- Challenge: Scan the listing below for the word "JSON" and state how many lines hold it. Write nothing but the number.

**** Supplied data ****

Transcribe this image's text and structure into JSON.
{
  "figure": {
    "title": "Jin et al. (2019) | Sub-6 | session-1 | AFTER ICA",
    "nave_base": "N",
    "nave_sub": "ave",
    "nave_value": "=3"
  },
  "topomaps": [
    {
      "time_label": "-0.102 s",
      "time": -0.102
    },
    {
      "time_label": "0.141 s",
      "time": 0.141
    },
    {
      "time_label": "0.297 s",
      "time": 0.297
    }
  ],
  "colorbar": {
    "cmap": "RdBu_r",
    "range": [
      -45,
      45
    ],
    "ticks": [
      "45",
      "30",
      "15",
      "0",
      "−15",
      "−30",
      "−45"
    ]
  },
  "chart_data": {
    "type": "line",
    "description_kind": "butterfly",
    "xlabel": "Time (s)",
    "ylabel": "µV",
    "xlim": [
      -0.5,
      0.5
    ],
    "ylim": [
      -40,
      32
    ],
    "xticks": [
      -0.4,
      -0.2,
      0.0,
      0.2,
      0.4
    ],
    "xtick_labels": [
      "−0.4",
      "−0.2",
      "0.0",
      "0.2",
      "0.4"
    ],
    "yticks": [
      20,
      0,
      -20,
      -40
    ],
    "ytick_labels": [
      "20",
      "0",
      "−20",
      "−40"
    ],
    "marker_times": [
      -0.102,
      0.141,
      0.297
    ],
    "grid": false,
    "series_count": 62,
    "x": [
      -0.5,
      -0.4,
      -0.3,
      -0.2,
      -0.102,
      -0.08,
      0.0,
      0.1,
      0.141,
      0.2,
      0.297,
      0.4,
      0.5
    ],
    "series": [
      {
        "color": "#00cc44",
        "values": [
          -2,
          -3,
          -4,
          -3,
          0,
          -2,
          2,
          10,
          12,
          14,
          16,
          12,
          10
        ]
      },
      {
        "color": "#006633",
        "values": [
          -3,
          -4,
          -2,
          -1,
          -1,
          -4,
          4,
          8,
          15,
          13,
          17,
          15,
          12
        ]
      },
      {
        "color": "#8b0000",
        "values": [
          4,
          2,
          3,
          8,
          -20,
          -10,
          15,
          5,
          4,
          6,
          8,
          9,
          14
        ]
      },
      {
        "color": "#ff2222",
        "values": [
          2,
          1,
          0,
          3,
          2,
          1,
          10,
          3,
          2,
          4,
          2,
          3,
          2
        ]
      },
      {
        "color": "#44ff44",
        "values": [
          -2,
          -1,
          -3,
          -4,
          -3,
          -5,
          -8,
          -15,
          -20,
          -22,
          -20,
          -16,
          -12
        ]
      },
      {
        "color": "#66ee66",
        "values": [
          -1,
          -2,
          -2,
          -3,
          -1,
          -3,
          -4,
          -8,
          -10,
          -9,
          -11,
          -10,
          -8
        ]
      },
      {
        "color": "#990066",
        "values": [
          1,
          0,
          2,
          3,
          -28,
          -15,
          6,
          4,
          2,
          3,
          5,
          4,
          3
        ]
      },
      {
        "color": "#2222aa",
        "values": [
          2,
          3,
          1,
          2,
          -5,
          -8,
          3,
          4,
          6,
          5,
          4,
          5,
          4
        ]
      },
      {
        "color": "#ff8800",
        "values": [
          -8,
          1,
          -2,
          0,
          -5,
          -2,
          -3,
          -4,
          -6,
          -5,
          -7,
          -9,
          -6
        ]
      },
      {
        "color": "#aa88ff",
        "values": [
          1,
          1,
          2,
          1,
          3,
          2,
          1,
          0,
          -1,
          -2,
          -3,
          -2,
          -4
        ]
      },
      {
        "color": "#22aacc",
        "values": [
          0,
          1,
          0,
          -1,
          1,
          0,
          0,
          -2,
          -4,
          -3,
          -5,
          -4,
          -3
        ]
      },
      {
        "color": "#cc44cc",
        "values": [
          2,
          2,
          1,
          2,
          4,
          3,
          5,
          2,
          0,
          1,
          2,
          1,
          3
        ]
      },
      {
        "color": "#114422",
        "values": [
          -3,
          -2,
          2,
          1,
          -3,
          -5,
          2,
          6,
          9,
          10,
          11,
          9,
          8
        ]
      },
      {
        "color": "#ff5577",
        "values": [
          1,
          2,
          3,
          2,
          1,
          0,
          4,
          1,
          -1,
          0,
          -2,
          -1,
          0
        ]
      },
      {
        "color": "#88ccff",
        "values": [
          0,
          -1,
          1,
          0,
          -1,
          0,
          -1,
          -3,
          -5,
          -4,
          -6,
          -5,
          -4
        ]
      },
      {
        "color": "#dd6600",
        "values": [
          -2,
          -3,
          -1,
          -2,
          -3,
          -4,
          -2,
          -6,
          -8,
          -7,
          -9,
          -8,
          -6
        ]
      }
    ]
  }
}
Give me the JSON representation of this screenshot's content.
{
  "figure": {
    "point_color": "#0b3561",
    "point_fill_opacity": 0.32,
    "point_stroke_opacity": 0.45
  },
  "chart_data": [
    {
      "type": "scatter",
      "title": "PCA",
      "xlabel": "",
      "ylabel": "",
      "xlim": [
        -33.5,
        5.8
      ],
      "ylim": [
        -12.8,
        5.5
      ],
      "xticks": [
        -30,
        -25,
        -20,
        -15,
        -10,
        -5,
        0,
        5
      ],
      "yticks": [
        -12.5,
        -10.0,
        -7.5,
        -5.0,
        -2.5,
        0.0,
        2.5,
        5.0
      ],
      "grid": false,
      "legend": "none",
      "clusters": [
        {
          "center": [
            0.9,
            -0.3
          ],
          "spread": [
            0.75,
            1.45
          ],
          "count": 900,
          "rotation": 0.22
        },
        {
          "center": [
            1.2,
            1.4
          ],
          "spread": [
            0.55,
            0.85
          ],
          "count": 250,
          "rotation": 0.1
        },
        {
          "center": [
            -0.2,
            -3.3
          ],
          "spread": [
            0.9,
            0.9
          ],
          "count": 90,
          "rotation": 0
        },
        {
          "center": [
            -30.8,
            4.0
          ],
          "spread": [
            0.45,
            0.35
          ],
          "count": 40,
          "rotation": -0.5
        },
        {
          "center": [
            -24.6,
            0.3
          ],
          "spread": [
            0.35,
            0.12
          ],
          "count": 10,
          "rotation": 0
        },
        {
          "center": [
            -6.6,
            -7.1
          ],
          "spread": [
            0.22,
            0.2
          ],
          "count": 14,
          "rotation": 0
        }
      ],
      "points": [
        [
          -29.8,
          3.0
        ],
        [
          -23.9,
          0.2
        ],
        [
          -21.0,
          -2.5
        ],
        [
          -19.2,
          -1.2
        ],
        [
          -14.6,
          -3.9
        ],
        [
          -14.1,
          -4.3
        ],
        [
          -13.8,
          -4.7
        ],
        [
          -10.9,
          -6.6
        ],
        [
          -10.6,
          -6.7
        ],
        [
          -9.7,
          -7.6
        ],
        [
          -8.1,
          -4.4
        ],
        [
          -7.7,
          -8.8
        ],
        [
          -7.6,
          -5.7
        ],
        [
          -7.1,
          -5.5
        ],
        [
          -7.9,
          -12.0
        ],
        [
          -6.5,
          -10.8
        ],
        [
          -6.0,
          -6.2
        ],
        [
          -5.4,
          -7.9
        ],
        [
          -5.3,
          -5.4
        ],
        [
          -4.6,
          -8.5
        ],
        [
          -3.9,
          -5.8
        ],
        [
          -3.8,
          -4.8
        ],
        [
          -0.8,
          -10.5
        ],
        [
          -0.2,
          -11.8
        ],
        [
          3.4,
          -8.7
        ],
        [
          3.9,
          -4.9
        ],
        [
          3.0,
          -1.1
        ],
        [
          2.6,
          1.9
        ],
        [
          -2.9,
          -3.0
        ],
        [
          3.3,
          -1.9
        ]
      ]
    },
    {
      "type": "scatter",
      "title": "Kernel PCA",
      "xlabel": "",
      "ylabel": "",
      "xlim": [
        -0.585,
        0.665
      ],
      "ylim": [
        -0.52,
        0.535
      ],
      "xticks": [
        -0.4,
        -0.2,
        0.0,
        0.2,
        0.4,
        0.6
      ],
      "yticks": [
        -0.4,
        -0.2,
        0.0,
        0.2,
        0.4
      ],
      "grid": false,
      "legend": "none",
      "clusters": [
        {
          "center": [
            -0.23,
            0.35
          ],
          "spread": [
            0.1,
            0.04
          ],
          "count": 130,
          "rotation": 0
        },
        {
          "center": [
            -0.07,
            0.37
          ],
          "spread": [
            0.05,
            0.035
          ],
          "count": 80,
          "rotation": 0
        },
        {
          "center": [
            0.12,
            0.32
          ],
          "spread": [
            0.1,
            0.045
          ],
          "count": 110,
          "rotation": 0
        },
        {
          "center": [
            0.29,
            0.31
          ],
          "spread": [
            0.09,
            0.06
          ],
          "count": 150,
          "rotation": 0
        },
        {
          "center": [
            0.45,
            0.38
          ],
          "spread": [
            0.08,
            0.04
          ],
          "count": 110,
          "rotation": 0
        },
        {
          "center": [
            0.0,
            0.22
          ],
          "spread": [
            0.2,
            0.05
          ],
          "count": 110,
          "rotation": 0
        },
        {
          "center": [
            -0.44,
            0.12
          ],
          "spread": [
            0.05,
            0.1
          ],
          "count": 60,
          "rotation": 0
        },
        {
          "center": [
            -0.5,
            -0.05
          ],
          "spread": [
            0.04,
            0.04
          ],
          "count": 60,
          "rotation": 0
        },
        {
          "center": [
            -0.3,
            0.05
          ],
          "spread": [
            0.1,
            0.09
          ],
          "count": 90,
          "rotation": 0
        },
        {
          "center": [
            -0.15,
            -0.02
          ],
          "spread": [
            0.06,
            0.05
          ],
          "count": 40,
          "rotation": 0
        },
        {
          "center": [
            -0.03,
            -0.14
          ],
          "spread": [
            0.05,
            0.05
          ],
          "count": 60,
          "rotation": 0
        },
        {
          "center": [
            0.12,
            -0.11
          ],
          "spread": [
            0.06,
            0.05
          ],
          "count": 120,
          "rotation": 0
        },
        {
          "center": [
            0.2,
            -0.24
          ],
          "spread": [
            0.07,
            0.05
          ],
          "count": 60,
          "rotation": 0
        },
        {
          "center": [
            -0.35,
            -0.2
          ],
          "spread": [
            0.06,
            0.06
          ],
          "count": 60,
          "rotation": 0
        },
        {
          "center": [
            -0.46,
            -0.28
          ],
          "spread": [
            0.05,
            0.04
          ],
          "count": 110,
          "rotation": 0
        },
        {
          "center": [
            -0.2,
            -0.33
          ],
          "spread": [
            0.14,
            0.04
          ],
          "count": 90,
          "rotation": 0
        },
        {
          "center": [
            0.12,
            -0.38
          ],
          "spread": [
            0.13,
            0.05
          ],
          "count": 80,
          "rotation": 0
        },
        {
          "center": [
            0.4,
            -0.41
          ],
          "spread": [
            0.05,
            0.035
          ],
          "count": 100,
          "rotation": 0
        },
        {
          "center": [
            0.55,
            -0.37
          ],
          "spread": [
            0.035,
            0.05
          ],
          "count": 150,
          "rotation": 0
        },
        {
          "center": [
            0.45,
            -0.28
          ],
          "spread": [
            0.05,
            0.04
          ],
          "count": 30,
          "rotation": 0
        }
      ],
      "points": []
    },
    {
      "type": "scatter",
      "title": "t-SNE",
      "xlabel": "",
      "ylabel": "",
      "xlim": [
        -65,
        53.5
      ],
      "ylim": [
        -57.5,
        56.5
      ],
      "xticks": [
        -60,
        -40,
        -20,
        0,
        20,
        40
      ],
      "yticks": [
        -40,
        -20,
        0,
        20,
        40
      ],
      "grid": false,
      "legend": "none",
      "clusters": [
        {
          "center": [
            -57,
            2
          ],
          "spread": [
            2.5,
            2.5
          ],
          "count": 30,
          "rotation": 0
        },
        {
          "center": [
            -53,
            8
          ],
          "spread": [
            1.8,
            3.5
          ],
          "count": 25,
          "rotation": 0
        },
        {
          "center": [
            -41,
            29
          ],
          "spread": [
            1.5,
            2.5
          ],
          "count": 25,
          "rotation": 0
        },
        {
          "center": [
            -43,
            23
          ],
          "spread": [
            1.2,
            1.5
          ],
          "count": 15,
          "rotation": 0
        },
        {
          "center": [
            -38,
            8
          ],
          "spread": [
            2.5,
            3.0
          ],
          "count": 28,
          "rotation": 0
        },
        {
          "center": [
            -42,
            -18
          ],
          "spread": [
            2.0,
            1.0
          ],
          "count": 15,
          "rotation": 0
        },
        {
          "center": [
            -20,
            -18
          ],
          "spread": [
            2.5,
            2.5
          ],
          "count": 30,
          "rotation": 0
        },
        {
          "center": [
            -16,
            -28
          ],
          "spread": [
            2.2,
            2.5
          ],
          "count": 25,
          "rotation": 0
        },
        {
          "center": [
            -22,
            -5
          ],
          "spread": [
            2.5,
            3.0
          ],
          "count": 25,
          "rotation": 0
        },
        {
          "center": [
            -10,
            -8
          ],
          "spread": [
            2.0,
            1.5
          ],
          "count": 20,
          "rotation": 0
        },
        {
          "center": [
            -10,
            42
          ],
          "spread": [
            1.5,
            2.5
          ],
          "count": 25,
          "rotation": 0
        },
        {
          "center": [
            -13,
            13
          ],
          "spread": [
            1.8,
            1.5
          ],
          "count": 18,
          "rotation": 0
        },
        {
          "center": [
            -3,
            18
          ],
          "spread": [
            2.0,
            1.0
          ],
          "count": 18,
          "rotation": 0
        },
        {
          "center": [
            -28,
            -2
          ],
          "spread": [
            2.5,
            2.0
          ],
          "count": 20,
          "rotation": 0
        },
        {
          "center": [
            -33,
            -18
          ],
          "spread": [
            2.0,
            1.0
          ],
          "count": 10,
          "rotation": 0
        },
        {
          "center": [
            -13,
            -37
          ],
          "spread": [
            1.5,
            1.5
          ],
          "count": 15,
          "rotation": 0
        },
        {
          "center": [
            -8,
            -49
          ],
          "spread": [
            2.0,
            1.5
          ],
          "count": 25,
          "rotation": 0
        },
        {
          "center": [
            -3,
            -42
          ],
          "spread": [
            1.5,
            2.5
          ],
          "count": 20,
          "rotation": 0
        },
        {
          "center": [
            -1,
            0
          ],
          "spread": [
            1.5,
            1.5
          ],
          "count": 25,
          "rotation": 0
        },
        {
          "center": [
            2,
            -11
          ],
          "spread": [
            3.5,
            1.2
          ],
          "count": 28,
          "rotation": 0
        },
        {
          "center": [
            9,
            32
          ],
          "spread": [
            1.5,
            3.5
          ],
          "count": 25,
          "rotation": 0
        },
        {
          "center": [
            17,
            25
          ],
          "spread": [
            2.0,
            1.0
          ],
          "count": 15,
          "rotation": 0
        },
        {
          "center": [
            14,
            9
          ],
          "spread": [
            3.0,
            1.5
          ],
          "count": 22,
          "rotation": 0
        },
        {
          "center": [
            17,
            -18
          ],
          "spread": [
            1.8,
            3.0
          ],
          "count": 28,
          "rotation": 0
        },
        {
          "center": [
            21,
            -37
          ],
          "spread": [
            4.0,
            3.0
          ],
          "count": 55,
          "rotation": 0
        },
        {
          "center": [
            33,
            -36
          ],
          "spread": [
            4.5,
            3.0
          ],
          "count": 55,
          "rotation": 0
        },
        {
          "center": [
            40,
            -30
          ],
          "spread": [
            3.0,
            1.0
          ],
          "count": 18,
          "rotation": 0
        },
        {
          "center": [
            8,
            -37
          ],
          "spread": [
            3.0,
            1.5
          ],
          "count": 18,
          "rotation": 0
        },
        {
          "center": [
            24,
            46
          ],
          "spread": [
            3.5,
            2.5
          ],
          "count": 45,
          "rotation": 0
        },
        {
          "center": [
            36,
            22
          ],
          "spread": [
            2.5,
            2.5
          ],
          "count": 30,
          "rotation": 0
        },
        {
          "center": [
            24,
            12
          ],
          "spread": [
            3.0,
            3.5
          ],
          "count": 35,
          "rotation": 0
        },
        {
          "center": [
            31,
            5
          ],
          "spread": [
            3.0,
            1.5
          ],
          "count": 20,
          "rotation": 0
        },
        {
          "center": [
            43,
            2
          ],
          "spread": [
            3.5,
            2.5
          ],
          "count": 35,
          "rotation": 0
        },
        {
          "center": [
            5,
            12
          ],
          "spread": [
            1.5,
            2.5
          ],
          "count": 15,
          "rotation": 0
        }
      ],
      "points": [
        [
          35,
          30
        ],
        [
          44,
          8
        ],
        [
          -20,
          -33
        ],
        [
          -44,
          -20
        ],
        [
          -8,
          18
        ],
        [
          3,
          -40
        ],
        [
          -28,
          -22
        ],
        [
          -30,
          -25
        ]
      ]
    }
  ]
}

****

- Result: 2